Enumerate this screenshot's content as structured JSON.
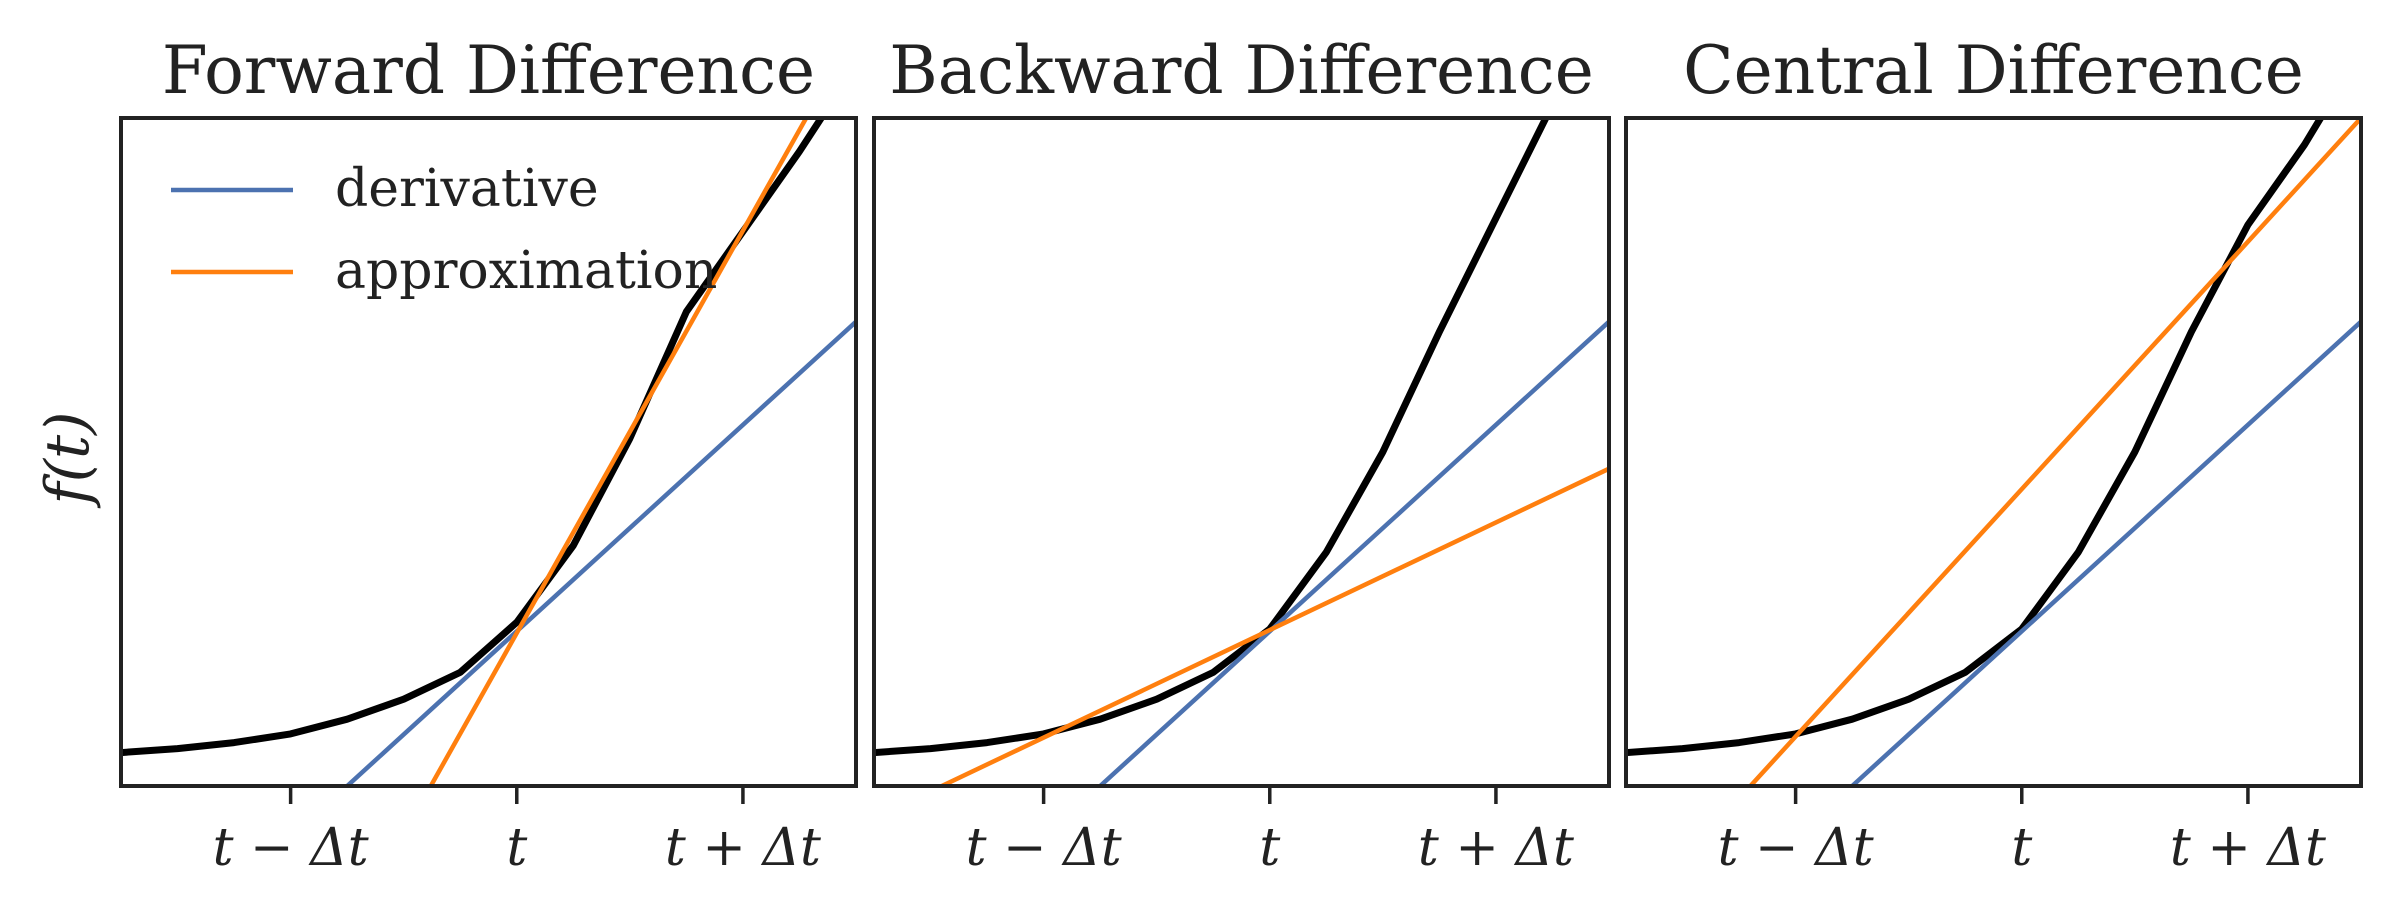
{
  "figure": {
    "ylabel": "f(t)",
    "legend": {
      "placement": "upper-left",
      "panel": 0,
      "entries": [
        {
          "label": "derivative",
          "color": "#4c72b0"
        },
        {
          "label": "approximation",
          "color": "#ff7f0e"
        }
      ]
    }
  },
  "chart_data": [
    {
      "type": "line",
      "title": "Forward Difference",
      "xlabel": "",
      "ylabel": "f(t)",
      "x_ticks": [
        -1,
        0,
        1
      ],
      "tick_labels": [
        "t − Δt",
        "t",
        "t + Δt"
      ],
      "xlim": [
        -1.75,
        1.5
      ],
      "ylim": [
        0,
        1
      ],
      "series": [
        {
          "role": "function",
          "color": "#000000",
          "x": [
            -1.75,
            -1.5,
            -1.25,
            -1,
            -0.75,
            -0.5,
            -0.25,
            0,
            0.25,
            0.5,
            0.75,
            1,
            1.25,
            1.5
          ],
          "y": [
            0.05,
            0.056,
            0.065,
            0.078,
            0.1,
            0.13,
            0.17,
            0.245,
            0.36,
            0.52,
            0.71,
            0.83,
            0.95,
            1.08
          ]
        },
        {
          "name": "derivative",
          "color": "#4c72b0",
          "x": [
            -0.75,
            1.5
          ],
          "y": [
            0,
            0.695
          ]
        },
        {
          "name": "approximation",
          "color": "#ff7f0e",
          "x": [
            -0.38,
            1.28
          ],
          "y": [
            0,
            1.0
          ]
        }
      ]
    },
    {
      "type": "line",
      "title": "Backward Difference",
      "xlabel": "",
      "ylabel": "",
      "x_ticks": [
        -1,
        0,
        1
      ],
      "tick_labels": [
        "t − Δt",
        "t",
        "t + Δt"
      ],
      "xlim": [
        -1.75,
        1.5
      ],
      "ylim": [
        0,
        1
      ],
      "series": [
        {
          "role": "function",
          "color": "#000000",
          "x": [
            -1.75,
            -1.5,
            -1.25,
            -1,
            -0.75,
            -0.5,
            -0.25,
            0,
            0.25,
            0.5,
            0.75,
            1,
            1.25,
            1.5
          ],
          "y": [
            0.05,
            0.056,
            0.065,
            0.078,
            0.1,
            0.13,
            0.17,
            0.235,
            0.35,
            0.5,
            0.68,
            0.85,
            1.02,
            1.2
          ]
        },
        {
          "name": "derivative",
          "color": "#4c72b0",
          "x": [
            -0.75,
            1.5
          ],
          "y": [
            0,
            0.695
          ]
        },
        {
          "name": "approximation",
          "color": "#ff7f0e",
          "x": [
            -1.45,
            1.5
          ],
          "y": [
            0,
            0.475
          ]
        }
      ]
    },
    {
      "type": "line",
      "title": "Central Difference",
      "xlabel": "",
      "ylabel": "",
      "x_ticks": [
        -1,
        0,
        1
      ],
      "tick_labels": [
        "t − Δt",
        "t",
        "t + Δt"
      ],
      "xlim": [
        -1.75,
        1.5
      ],
      "ylim": [
        0,
        1
      ],
      "series": [
        {
          "role": "function",
          "color": "#000000",
          "x": [
            -1.75,
            -1.5,
            -1.25,
            -1,
            -0.75,
            -0.5,
            -0.25,
            0,
            0.25,
            0.5,
            0.75,
            1,
            1.25,
            1.5
          ],
          "y": [
            0.05,
            0.056,
            0.065,
            0.078,
            0.1,
            0.13,
            0.17,
            0.235,
            0.35,
            0.5,
            0.68,
            0.84,
            0.96,
            1.1
          ]
        },
        {
          "name": "derivative",
          "color": "#4c72b0",
          "x": [
            -0.75,
            1.5
          ],
          "y": [
            0,
            0.695
          ]
        },
        {
          "name": "approximation",
          "color": "#ff7f0e",
          "x": [
            -1.2,
            1.5
          ],
          "y": [
            0,
            1.0
          ]
        }
      ]
    }
  ]
}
.....
REQUIREMENTS – Quote the data exactly, leaving every image out of the copy.

EXPECTED ANSWER –
Enumerate this screenshot's content as structured JSON.
{
  "figure": {
    "ylabel": "f(t)",
    "legend": {
      "placement": "upper-left",
      "panel": 0,
      "entries": [
        {
          "label": "derivative",
          "color": "#4c72b0"
        },
        {
          "label": "approximation",
          "color": "#ff7f0e"
        }
      ]
    }
  },
  "chart_data": [
    {
      "type": "line",
      "title": "Forward Difference",
      "xlabel": "",
      "ylabel": "f(t)",
      "x_ticks": [
        -1,
        0,
        1
      ],
      "tick_labels": [
        "t − Δt",
        "t",
        "t + Δt"
      ],
      "xlim": [
        -1.75,
        1.5
      ],
      "ylim": [
        0,
        1
      ],
      "series": [
        {
          "role": "function",
          "color": "#000000",
          "x": [
            -1.75,
            -1.5,
            -1.25,
            -1,
            -0.75,
            -0.5,
            -0.25,
            0,
            0.25,
            0.5,
            0.75,
            1,
            1.25,
            1.5
          ],
          "y": [
            0.05,
            0.056,
            0.065,
            0.078,
            0.1,
            0.13,
            0.17,
            0.245,
            0.36,
            0.52,
            0.71,
            0.83,
            0.95,
            1.08
          ]
        },
        {
          "name": "derivative",
          "color": "#4c72b0",
          "x": [
            -0.75,
            1.5
          ],
          "y": [
            0,
            0.695
          ]
        },
        {
          "name": "approximation",
          "color": "#ff7f0e",
          "x": [
            -0.38,
            1.28
          ],
          "y": [
            0,
            1.0
          ]
        }
      ]
    },
    {
      "type": "line",
      "title": "Backward Difference",
      "xlabel": "",
      "ylabel": "",
      "x_ticks": [
        -1,
        0,
        1
      ],
      "tick_labels": [
        "t − Δt",
        "t",
        "t + Δt"
      ],
      "xlim": [
        -1.75,
        1.5
      ],
      "ylim": [
        0,
        1
      ],
      "series": [
        {
          "role": "function",
          "color": "#000000",
          "x": [
            -1.75,
            -1.5,
            -1.25,
            -1,
            -0.75,
            -0.5,
            -0.25,
            0,
            0.25,
            0.5,
            0.75,
            1,
            1.25,
            1.5
          ],
          "y": [
            0.05,
            0.056,
            0.065,
            0.078,
            0.1,
            0.13,
            0.17,
            0.235,
            0.35,
            0.5,
            0.68,
            0.85,
            1.02,
            1.2
          ]
        },
        {
          "name": "derivative",
          "color": "#4c72b0",
          "x": [
            -0.75,
            1.5
          ],
          "y": [
            0,
            0.695
          ]
        },
        {
          "name": "approximation",
          "color": "#ff7f0e",
          "x": [
            -1.45,
            1.5
          ],
          "y": [
            0,
            0.475
          ]
        }
      ]
    },
    {
      "type": "line",
      "title": "Central Difference",
      "xlabel": "",
      "ylabel": "",
      "x_ticks": [
        -1,
        0,
        1
      ],
      "tick_labels": [
        "t − Δt",
        "t",
        "t + Δt"
      ],
      "xlim": [
        -1.75,
        1.5
      ],
      "ylim": [
        0,
        1
      ],
      "series": [
        {
          "role": "function",
          "color": "#000000",
          "x": [
            -1.75,
            -1.5,
            -1.25,
            -1,
            -0.75,
            -0.5,
            -0.25,
            0,
            0.25,
            0.5,
            0.75,
            1,
            1.25,
            1.5
          ],
          "y": [
            0.05,
            0.056,
            0.065,
            0.078,
            0.1,
            0.13,
            0.17,
            0.235,
            0.35,
            0.5,
            0.68,
            0.84,
            0.96,
            1.1
          ]
        },
        {
          "name": "derivative",
          "color": "#4c72b0",
          "x": [
            -0.75,
            1.5
          ],
          "y": [
            0,
            0.695
          ]
        },
        {
          "name": "approximation",
          "color": "#ff7f0e",
          "x": [
            -1.2,
            1.5
          ],
          "y": [
            0,
            1.0
          ]
        }
      ]
    }
  ]
}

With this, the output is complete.